Look below. Copy each line that has "meal" in it.

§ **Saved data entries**
────────────────────

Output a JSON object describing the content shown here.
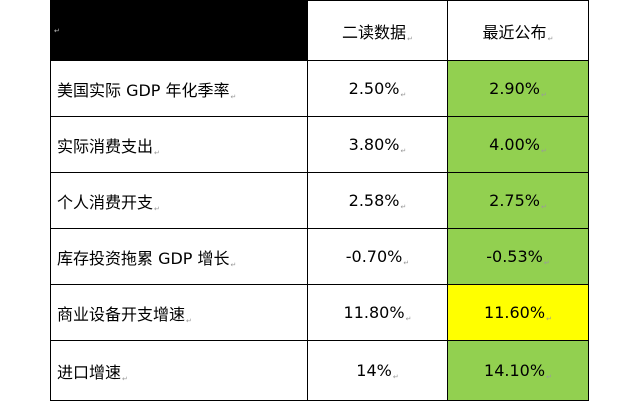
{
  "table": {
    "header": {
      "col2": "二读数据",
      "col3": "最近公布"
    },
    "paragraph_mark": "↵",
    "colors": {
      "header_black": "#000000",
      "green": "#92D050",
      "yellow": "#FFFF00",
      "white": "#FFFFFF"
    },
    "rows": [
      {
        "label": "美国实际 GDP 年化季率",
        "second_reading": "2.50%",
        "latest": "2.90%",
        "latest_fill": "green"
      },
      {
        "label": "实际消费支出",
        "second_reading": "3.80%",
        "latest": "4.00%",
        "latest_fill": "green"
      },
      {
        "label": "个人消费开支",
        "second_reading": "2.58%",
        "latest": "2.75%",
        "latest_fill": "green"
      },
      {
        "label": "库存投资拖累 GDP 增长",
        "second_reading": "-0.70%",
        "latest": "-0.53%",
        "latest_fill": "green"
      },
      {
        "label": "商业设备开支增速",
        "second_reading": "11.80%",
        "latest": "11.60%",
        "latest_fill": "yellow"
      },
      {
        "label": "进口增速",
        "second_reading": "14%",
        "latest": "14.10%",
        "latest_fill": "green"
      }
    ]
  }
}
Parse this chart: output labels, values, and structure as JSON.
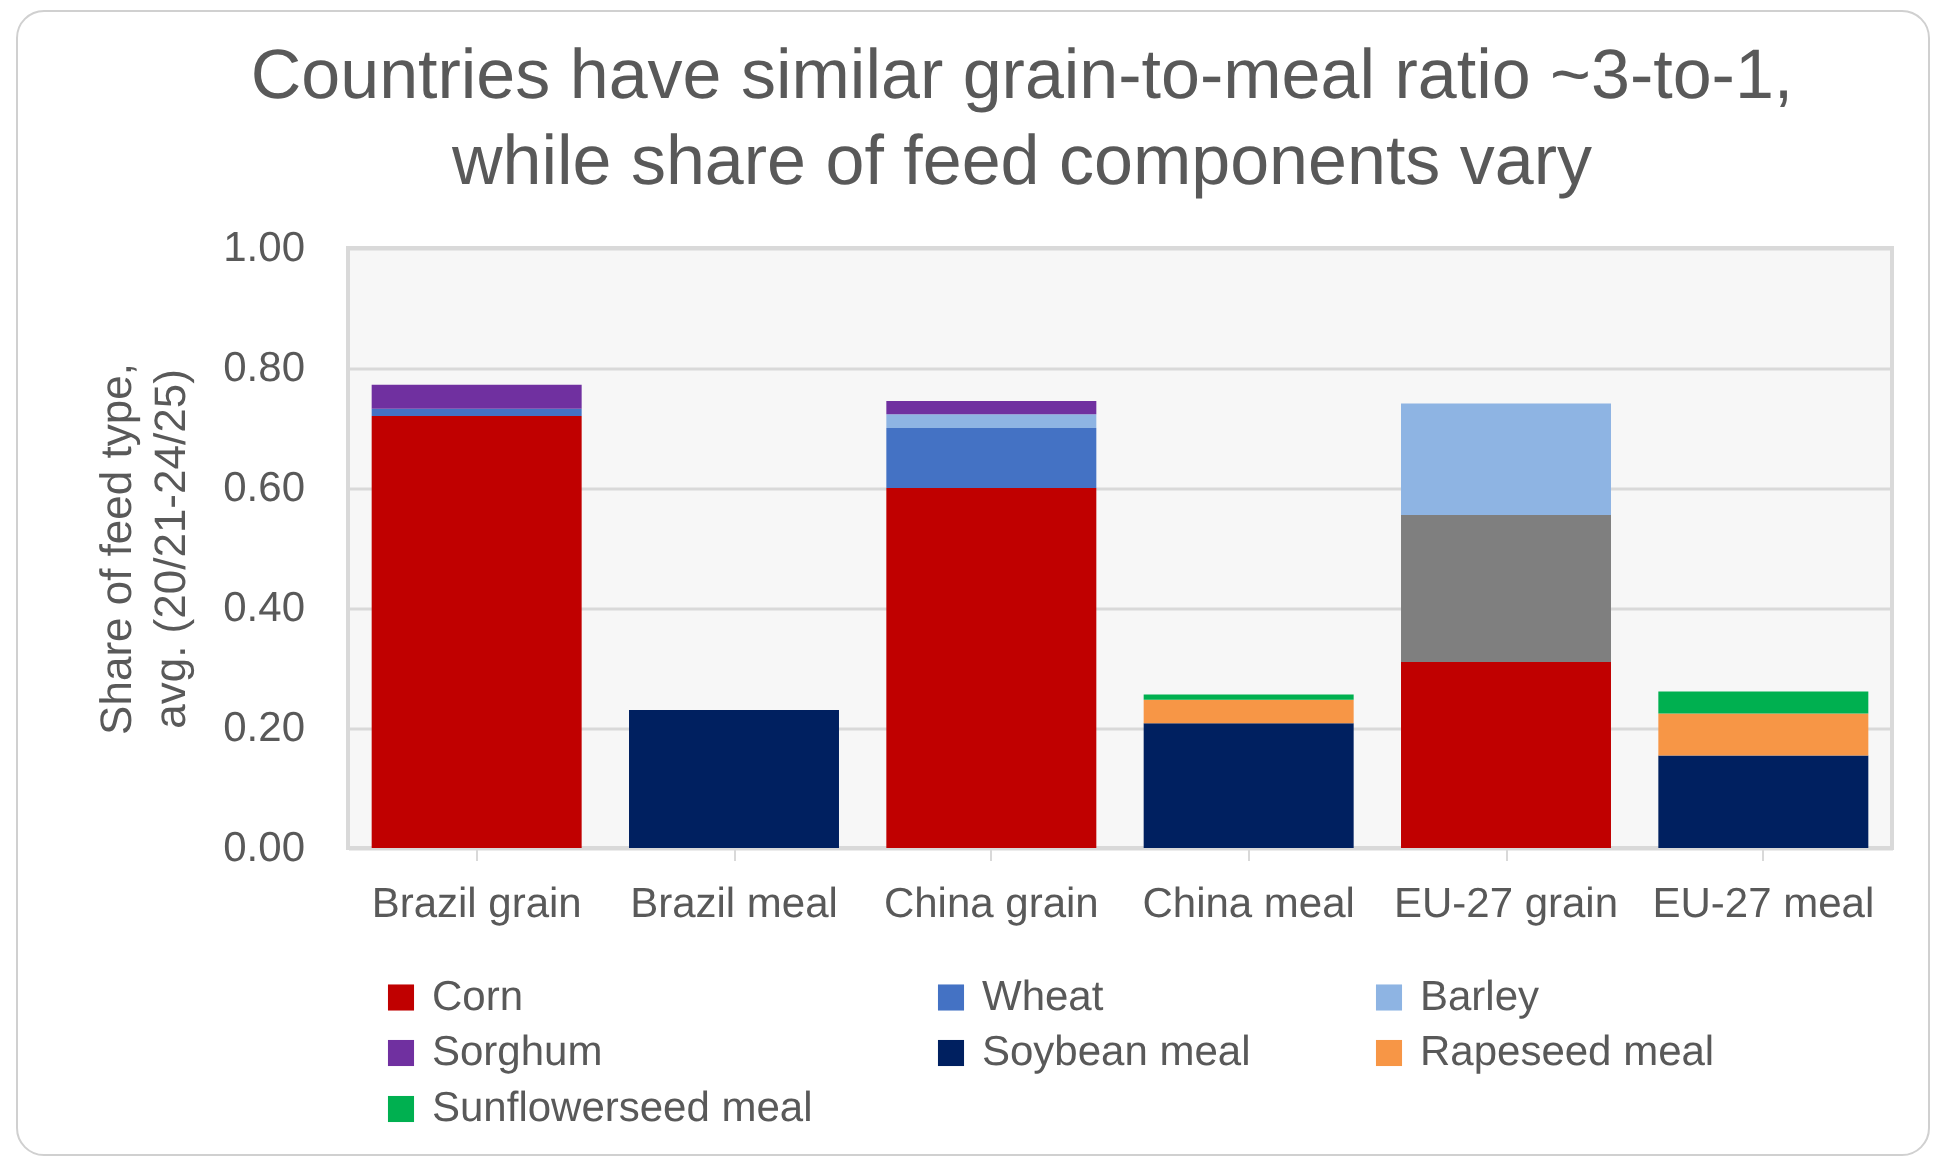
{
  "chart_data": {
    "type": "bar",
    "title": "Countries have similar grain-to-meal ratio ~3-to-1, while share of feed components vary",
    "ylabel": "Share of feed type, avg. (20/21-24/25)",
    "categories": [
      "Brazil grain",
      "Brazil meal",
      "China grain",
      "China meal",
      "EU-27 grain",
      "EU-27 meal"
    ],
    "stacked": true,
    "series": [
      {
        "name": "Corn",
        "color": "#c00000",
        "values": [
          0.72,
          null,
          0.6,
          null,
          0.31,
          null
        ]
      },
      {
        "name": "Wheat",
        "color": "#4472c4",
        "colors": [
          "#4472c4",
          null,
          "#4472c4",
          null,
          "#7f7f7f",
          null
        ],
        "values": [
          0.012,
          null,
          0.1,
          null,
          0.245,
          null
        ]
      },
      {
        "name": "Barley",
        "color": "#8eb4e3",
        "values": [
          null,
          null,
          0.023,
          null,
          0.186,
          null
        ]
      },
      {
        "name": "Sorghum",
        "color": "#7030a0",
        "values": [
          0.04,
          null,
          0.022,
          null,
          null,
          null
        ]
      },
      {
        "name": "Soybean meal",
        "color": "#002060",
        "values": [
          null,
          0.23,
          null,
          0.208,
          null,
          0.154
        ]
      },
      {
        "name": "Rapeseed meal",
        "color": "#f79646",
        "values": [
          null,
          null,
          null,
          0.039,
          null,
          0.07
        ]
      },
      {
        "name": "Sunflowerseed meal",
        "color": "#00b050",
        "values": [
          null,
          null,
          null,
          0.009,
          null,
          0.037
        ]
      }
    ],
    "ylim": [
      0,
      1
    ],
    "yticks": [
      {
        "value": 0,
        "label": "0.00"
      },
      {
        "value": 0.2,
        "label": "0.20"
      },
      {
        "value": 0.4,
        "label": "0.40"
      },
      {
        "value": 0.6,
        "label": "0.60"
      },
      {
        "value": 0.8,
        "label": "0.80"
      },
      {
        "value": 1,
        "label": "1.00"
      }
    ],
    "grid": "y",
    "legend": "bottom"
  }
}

────────────────────

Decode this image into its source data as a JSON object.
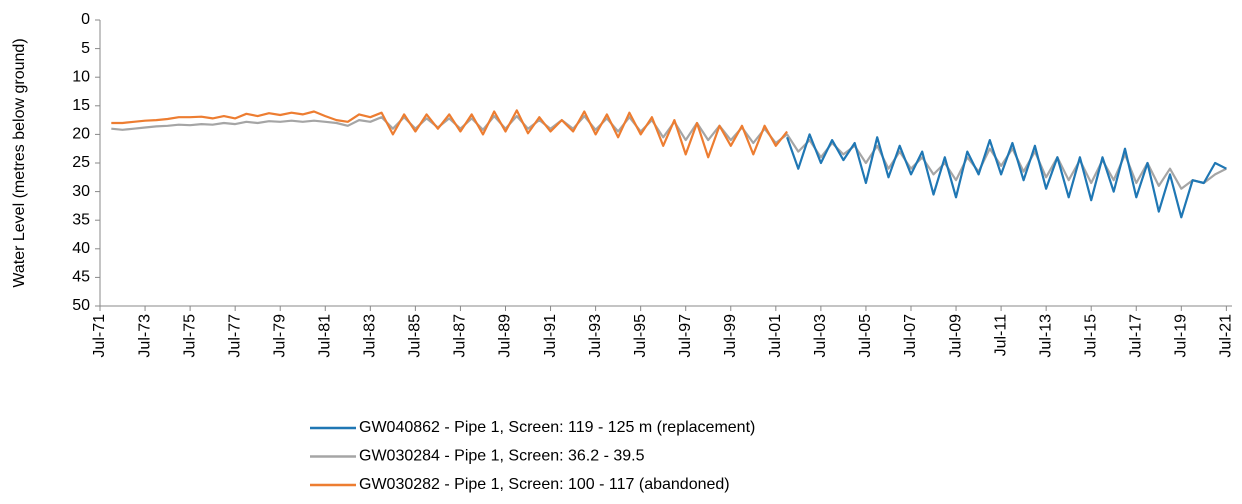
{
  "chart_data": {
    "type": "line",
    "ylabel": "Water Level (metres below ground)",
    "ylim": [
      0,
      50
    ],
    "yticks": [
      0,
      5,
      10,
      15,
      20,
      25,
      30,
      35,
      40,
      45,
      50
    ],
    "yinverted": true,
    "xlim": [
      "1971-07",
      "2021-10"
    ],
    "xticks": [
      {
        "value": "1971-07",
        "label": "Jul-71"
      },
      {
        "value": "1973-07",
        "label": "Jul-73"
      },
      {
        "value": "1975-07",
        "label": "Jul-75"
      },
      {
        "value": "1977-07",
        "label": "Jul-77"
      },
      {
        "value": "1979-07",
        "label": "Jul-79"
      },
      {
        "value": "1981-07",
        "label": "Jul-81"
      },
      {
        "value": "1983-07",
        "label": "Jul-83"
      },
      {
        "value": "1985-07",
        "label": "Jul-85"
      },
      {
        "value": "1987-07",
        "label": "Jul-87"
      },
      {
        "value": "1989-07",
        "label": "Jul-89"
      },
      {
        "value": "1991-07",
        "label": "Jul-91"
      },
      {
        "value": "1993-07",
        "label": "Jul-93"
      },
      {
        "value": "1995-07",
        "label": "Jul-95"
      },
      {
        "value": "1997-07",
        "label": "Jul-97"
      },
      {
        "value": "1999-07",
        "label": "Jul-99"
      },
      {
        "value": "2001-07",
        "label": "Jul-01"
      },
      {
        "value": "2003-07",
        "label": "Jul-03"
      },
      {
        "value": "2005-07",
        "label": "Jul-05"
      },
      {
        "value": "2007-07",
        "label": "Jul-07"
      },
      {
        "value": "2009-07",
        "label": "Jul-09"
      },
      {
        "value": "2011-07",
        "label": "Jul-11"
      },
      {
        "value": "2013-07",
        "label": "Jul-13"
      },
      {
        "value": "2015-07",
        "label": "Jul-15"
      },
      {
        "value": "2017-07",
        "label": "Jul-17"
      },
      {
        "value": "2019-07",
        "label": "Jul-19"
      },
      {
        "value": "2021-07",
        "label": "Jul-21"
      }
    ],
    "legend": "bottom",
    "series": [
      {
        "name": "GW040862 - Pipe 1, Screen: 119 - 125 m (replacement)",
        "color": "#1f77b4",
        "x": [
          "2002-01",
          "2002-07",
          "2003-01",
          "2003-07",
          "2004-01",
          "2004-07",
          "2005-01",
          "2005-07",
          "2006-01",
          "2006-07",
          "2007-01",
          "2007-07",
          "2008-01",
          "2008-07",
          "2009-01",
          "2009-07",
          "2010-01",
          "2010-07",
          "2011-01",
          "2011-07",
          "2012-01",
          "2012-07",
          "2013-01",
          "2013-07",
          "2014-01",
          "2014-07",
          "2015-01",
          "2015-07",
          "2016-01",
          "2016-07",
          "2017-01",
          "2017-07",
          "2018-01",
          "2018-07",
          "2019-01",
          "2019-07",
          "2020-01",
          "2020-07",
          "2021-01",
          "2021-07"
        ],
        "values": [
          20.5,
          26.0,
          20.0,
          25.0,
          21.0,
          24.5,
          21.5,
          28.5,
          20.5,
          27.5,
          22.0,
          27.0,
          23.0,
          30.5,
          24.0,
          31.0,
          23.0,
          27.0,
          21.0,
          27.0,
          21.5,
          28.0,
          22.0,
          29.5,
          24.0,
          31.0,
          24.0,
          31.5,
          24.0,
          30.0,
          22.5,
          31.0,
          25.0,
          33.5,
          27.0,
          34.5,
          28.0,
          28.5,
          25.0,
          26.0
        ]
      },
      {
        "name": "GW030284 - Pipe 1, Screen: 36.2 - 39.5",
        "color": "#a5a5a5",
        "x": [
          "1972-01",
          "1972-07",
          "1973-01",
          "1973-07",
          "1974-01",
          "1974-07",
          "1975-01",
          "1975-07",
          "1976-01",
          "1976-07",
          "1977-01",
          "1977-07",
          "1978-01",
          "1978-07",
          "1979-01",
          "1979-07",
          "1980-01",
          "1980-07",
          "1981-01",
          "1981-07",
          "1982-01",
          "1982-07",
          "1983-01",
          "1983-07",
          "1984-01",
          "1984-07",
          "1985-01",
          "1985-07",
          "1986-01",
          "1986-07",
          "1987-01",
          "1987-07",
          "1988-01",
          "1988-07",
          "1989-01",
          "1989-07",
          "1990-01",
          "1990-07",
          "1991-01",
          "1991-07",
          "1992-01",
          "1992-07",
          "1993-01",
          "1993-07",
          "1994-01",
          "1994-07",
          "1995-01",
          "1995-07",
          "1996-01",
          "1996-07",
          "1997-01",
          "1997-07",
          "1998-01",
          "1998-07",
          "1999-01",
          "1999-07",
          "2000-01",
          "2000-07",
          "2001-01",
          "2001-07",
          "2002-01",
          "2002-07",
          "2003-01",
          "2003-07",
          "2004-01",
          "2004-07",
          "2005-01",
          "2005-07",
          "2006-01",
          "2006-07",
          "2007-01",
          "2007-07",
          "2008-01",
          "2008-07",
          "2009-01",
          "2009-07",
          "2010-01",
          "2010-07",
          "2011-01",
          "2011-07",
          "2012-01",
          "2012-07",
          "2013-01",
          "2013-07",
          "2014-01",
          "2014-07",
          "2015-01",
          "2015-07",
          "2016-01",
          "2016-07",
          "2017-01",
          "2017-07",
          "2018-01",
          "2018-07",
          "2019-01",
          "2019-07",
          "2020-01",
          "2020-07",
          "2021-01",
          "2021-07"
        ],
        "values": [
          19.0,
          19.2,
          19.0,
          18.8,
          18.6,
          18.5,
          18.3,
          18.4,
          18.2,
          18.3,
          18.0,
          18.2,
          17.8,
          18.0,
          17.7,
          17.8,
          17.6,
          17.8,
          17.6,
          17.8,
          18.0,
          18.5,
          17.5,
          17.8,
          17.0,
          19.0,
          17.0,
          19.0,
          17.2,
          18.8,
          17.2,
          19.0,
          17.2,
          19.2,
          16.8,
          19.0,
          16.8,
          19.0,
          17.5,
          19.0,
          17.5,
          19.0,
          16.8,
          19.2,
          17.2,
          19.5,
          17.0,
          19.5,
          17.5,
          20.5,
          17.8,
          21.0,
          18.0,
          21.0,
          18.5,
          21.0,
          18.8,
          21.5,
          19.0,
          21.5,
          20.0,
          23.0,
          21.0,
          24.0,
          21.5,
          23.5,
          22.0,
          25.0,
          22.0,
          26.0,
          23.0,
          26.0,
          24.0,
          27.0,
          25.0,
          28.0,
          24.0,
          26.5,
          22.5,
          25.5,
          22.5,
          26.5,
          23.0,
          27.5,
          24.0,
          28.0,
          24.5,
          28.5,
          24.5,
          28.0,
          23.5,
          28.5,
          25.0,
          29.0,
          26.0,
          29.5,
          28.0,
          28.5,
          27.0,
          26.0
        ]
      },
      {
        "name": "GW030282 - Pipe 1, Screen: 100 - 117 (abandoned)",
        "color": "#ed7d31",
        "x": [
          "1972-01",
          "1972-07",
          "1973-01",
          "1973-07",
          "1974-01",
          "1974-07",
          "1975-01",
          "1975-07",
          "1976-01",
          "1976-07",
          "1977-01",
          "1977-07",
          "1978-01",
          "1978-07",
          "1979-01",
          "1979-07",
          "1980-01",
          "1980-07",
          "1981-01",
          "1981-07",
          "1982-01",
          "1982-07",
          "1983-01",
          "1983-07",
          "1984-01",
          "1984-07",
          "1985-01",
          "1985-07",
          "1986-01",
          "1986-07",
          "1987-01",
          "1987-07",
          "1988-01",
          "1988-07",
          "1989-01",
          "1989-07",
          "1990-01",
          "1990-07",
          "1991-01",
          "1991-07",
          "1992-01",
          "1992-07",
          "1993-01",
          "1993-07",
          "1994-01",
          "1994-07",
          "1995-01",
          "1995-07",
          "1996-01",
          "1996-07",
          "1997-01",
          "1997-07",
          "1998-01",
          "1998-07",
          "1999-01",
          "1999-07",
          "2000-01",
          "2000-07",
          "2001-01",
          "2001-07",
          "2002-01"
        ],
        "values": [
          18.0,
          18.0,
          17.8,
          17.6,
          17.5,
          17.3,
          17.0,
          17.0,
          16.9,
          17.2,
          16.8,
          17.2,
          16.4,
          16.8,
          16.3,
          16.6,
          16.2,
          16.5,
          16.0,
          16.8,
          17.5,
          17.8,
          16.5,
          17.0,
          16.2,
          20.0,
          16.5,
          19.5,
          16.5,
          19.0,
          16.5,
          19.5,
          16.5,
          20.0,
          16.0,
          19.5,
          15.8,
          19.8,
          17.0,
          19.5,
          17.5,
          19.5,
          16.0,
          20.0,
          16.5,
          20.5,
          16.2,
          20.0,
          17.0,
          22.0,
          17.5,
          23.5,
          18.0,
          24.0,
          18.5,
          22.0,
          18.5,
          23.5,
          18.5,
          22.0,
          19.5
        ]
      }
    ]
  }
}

────────────────────

§ **Final answer**
    "title": "Countries have similar grain-to-meal ratio ~3-to-1, while share of feed components vary",
      "Brazil meal",
      "China meal",
      "EU-27 meal"
        "name": "Soybean meal",
        "name": "Rapeseed meal",
        "name": "Sunflowerseed meal",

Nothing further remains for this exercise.